## WHAT YOU ARE ASKED TO DO
Extract every line where the string "nueva" appears.

---------------

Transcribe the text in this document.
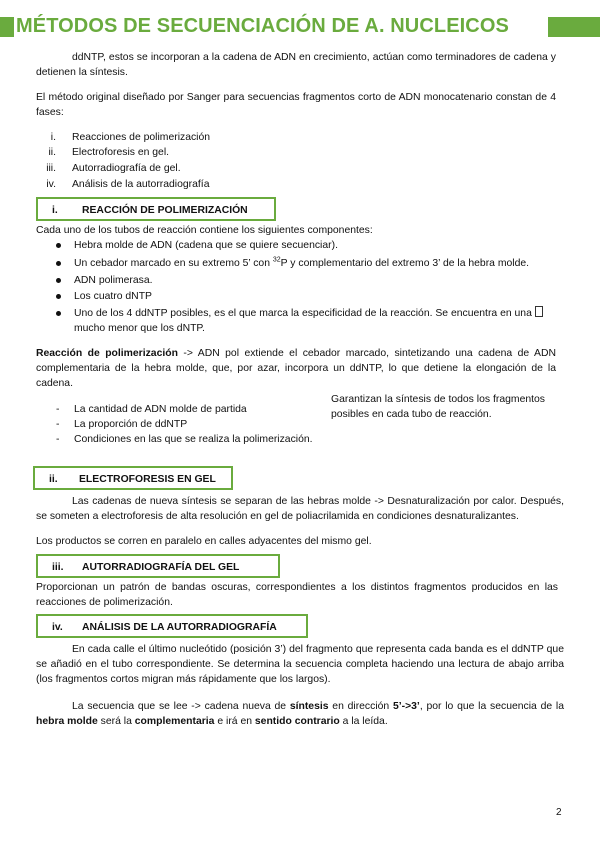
MÉTODOS DE SECUENCIACIÓN DE A. NUCLEICOS

ddNTP, estos se incorporan a la cadena de ADN en crecimiento, actúan como terminadores de cadena y detienen la síntesis.

El método original diseñado por Sanger para secuencias fragmentos corto de ADN monocatenario constan de 4 fases:

i. Reacciones de polimerización
ii. Electroforesis en gel.
iii. Autorradiografía de gel.
iv. Análisis de la autorradiografía
i. REACCIÓN DE POLIMERIZACIÓN

Cada uno de los tubos de reacción contiene los siguientes componentes:

Hebra molde de ADN (cadena que se quiere secuenciar).
Un cebador marcado en su extremo 5’ con $^{32}$P y complementario del extremo 3’ de la hebra molde.
ADN polimerasa.
Los cuatro dNTP
Uno de los 4 ddNTP posibles, es el que marca la especificidad de la reacción. Se encuentra en una
mucho menor que los dNTP.

Reacción de polimerización -> ADN pol extiende el cebador marcado, sintetizando una cadena de ADN complementaria de la hebra molde, que, por azar, incorpora un ddNTP, lo que detiene la elongación de la cadena.

- La cantidad de ADN molde de partida
- La proporción de ddNTP
- Condiciones en las que se realiza la polimerización.

Garantizan la síntesis de todos los fragmentos posibles en cada tubo de reacción.

ii. ELECTROFORESIS EN GEL

Las cadenas de nueva síntesis se separan de las hebras molde -> Desnaturalización por calor. Después, se someten a electroforesis de alta resolución en gel de poliacrilamida en condiciones desnaturalizantes.

Los productos se corren en paralelo en calles adyacentes del mismo gel.

iii. AUTORRADIOGRAFÍA DEL GEL

Proporcionan un patrón de bandas oscuras, correspondientes a los distintos fragmentos producidos en las reacciones de polimerización.

iv. ANÁLISIS DE LA AUTORRADIOGRAFÍA

En cada calle el último nucleótido (posición 3’) del fragmento que representa cada banda es el ddNTP que se añadió en el tubo correspondiente. Se determina la secuencia completa haciendo una lectura de abajo arriba (los fragmentos cortos migran más rápidamente que los largos).

La secuencia que se lee -> cadena nueva de síntesis en dirección 5’->3’, por lo que la secuencia de la hebra molde será la complementaria e irá en sentido contrario a la leída.

2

---------------

## RIGHT ANSWER
Las cadenas de nueva síntesis se separan de las hebras molde -> Desnaturalización por calor. Después, se someten a electroforesis de alta resolución en gel de poliacrilamida en condiciones desnaturalizantes.
La secuencia que se lee -> cadena nueva de síntesis en dirección 5’->3’, por lo que la secuencia de la hebra molde será la complementaria e irá en sentido contrario a la leída.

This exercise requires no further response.